_WHAT IS BEING ASKED_
Line by line, return everything in the listing exactly.

_PROVIDED INFORMATION_
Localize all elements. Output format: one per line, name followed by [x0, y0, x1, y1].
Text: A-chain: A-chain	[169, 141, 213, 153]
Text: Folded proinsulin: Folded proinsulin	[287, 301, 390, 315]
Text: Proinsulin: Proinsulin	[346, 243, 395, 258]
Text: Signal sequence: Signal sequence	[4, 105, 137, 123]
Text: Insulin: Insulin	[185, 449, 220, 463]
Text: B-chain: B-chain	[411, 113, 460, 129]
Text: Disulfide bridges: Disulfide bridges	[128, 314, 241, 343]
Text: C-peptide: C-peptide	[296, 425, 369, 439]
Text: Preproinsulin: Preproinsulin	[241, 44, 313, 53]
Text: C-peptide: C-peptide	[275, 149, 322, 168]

_TASK OUTPUT_
Localize all elements. Output format: one per line, name followed by [x0, y0, x1, y1].
Text: A-chain: A-chain	[169, 141, 213, 153]
Text: Folded proinsulin: Folded proinsulin	[287, 301, 390, 315]
Text: Proinsulin: Proinsulin	[346, 243, 395, 258]
Text: Signal sequence: Signal sequence	[4, 105, 137, 123]
Text: Insulin: Insulin	[185, 449, 220, 463]
Text: B-chain: B-chain	[411, 113, 460, 129]
Text: Disulfide bridges: Disulfide bridges	[128, 314, 241, 343]
Text: C-peptide: C-peptide	[296, 425, 369, 439]
Text: Preproinsulin: Preproinsulin	[241, 44, 313, 53]
Text: C-peptide: C-peptide	[275, 149, 322, 168]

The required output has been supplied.